▶ [INFORMATION SUPPLIED]:
******************************

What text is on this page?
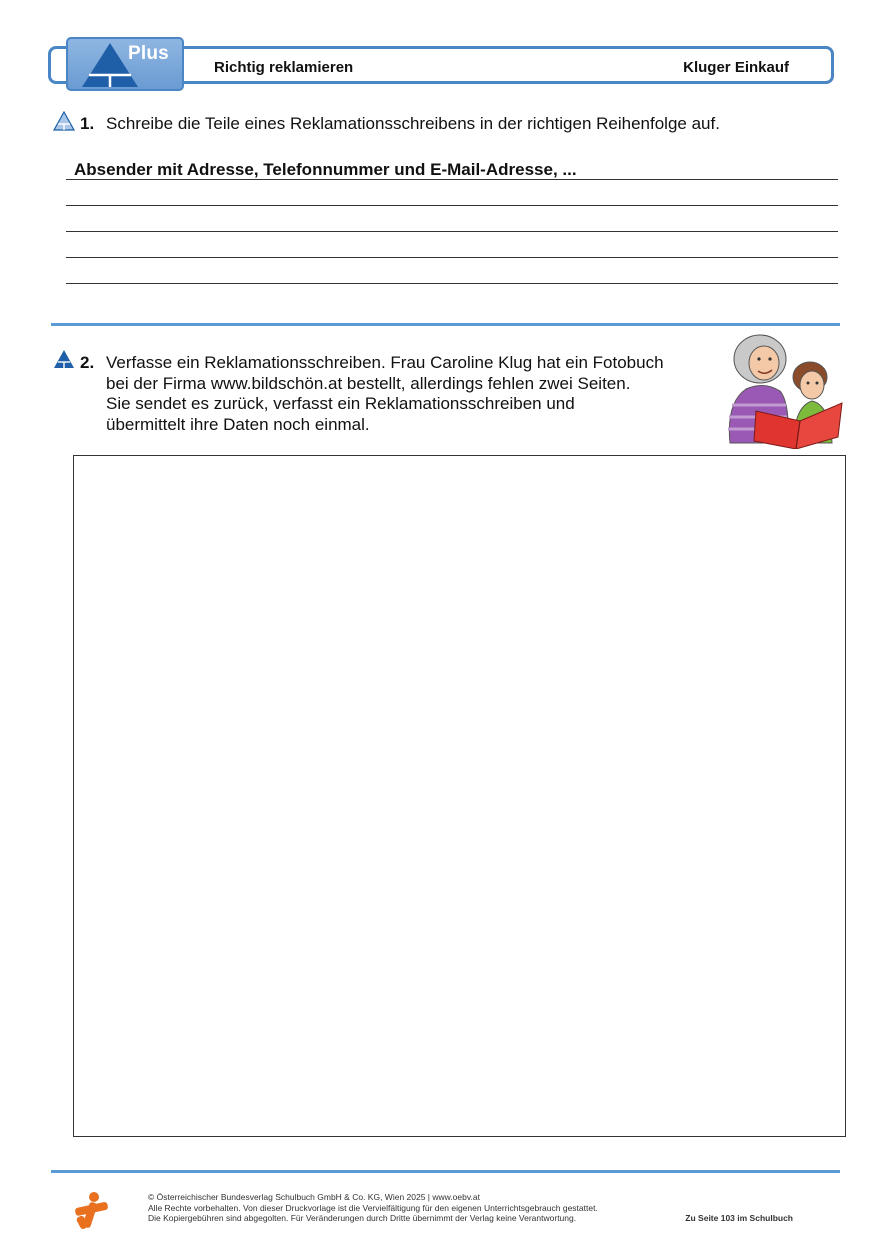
Plus
Richtig reklamieren	Kluger Einkauf
1. Schreibe die Teile eines Reklamationsschreibens in der richtigen Reihenfolge auf.
Absender mit Adresse, Telefonnummer und E-Mail-Adresse, ...
2. Verfasse ein Reklamationsschreiben. Frau Caroline Klug hat ein Fotobuch
bei der Firma www.bildschön.at bestellt, allerdings fehlen zwei Seiten.
Sie sendet es zurück, verfasst ein Reklamationsschreiben und
übermittelt ihre Daten noch einmal.
© Österreichischer Bundesverlag Schulbuch GmbH & Co. KG, Wien 2025 | www.oebv.at
Alle Rechte vorbehalten. Von dieser Druckvorlage ist die Vervielfältigung für den eigenen Unterrichtsgebrauch gestattet.
Die Kopiergebühren sind abgegolten. Für Veränderungen durch Dritte übernimmt der Verlag keine Verantwortung.	Zu Seite 103 im Schulbuch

******************************

▶ [GIVEN PROBLEM]: All records should be output exactly, with the pictures left out.

▶ [COMPLETE RESPONSE]:
What text is on this page?
Plus
Richtig reklamieren	Kluger Einkauf
1. Schreibe die Teile eines Reklamationsschreibens in der richtigen Reihenfolge auf.
Absender mit Adresse, Telefonnummer und E-Mail-Adresse, ...
2. Verfasse ein Reklamationsschreiben. Frau Caroline Klug hat ein Fotobuch
bei der Firma www.bildschön.at bestellt, allerdings fehlen zwei Seiten.
Sie sendet es zurück, verfasst ein Reklamationsschreiben und
übermittelt ihre Daten noch einmal.
© Österreichischer Bundesverlag Schulbuch GmbH & Co. KG, Wien 2025 | www.oebv.at
Alle Rechte vorbehalten. Von dieser Druckvorlage ist die Vervielfältigung für den eigenen Unterrichtsgebrauch gestattet.
Die Kopiergebühren sind abgegolten. Für Veränderungen durch Dritte übernimmt der Verlag keine Verantwortung.	Zu Seite 103 im Schulbuch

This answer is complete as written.